- **Given entries**:

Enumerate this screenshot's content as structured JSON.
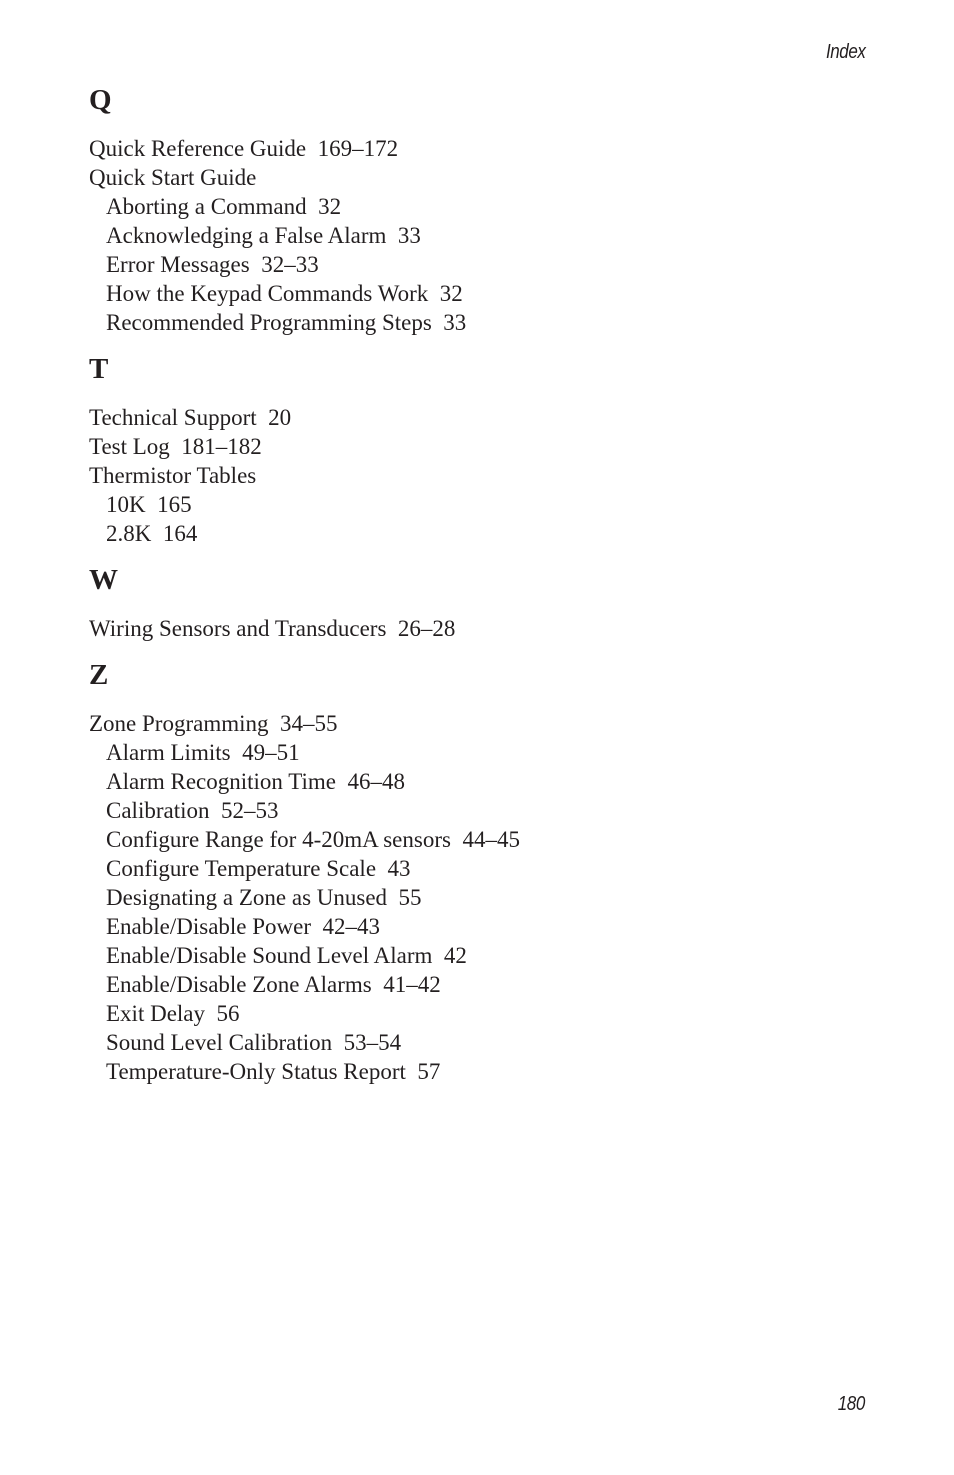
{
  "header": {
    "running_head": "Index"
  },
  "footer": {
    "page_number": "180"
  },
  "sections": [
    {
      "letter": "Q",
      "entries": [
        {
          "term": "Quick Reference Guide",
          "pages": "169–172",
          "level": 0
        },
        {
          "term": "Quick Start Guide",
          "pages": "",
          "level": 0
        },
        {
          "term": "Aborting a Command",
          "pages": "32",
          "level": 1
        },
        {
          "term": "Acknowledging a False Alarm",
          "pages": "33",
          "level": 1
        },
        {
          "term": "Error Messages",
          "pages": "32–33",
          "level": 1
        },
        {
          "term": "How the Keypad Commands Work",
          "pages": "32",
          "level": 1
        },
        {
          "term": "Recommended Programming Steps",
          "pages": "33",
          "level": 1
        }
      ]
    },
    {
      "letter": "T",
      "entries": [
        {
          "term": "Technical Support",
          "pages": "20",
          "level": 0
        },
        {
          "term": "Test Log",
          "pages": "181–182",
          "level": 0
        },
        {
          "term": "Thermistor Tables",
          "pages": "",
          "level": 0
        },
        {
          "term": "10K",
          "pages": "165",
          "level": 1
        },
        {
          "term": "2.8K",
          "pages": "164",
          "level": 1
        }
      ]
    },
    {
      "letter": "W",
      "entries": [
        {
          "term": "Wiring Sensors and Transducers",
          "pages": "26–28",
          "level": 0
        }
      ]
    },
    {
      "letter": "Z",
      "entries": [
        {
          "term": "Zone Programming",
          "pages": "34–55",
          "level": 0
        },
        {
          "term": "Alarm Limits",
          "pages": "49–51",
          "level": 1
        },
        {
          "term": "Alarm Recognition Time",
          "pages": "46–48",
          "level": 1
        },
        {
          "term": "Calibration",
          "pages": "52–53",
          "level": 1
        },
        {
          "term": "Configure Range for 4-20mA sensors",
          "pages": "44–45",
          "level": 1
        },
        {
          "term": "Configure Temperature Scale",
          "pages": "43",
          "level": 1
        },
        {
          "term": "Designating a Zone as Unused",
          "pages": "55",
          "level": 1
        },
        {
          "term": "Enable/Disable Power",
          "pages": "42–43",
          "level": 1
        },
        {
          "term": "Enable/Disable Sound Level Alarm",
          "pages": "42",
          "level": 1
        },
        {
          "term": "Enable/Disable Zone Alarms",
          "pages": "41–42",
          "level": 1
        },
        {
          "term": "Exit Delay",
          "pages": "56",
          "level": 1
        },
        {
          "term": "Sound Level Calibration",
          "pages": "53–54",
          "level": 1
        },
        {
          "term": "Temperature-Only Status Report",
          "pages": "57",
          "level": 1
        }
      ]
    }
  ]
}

---

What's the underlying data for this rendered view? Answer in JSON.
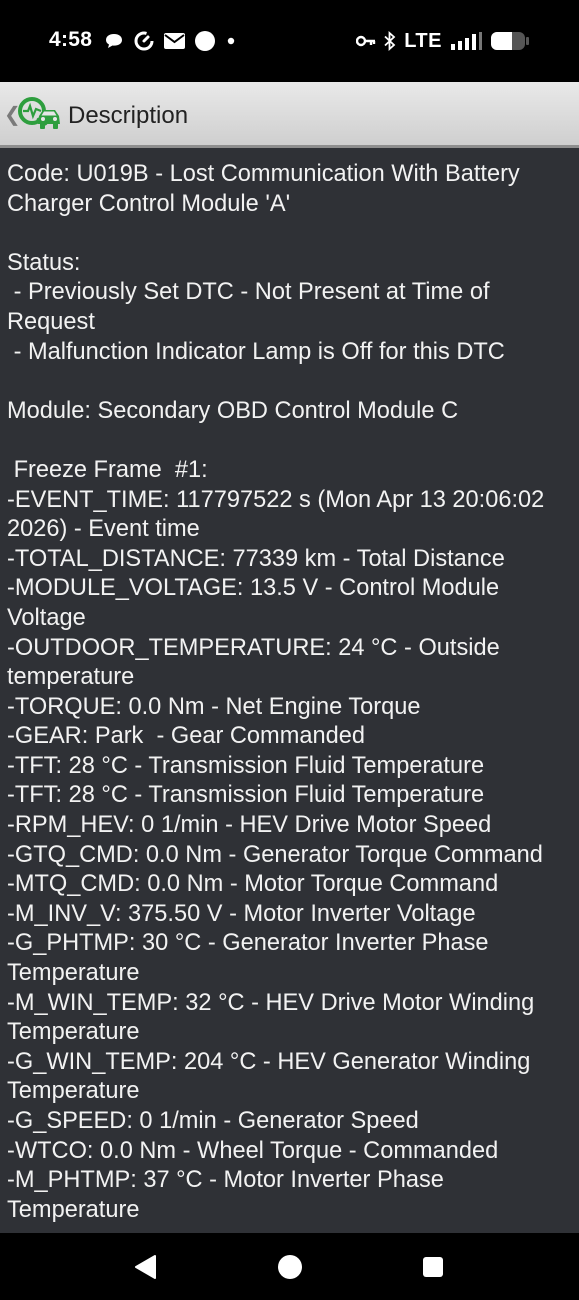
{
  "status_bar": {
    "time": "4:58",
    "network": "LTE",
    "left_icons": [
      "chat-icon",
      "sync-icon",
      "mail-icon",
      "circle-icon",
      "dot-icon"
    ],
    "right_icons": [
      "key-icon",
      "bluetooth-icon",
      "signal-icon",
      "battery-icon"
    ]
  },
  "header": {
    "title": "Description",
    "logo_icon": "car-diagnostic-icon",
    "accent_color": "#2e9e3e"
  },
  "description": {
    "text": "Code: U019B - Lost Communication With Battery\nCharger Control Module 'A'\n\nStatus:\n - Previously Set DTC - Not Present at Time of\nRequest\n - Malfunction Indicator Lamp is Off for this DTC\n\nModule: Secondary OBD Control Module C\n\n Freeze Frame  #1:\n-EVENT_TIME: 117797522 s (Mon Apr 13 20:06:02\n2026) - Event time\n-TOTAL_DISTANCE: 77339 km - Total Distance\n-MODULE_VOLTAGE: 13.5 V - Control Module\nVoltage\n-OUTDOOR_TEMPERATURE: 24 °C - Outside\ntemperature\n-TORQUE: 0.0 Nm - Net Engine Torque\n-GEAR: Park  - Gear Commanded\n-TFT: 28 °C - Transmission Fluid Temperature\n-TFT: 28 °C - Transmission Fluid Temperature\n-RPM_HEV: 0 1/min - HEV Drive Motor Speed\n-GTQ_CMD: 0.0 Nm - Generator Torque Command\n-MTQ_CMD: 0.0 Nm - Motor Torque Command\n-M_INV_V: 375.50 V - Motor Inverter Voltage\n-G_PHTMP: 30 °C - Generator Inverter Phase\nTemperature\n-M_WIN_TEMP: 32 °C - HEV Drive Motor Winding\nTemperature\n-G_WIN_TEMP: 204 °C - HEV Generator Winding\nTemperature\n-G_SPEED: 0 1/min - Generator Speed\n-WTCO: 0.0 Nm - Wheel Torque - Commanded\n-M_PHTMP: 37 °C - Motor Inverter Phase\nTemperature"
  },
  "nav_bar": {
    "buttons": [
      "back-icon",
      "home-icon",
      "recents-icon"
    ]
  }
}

- **What is required**:
Pick out each line that holds the string "JSON".

- **Completed task**:
Enumerate this screenshot's content as structured JSON.
What's the underlying data for this rendered view? Answer in JSON.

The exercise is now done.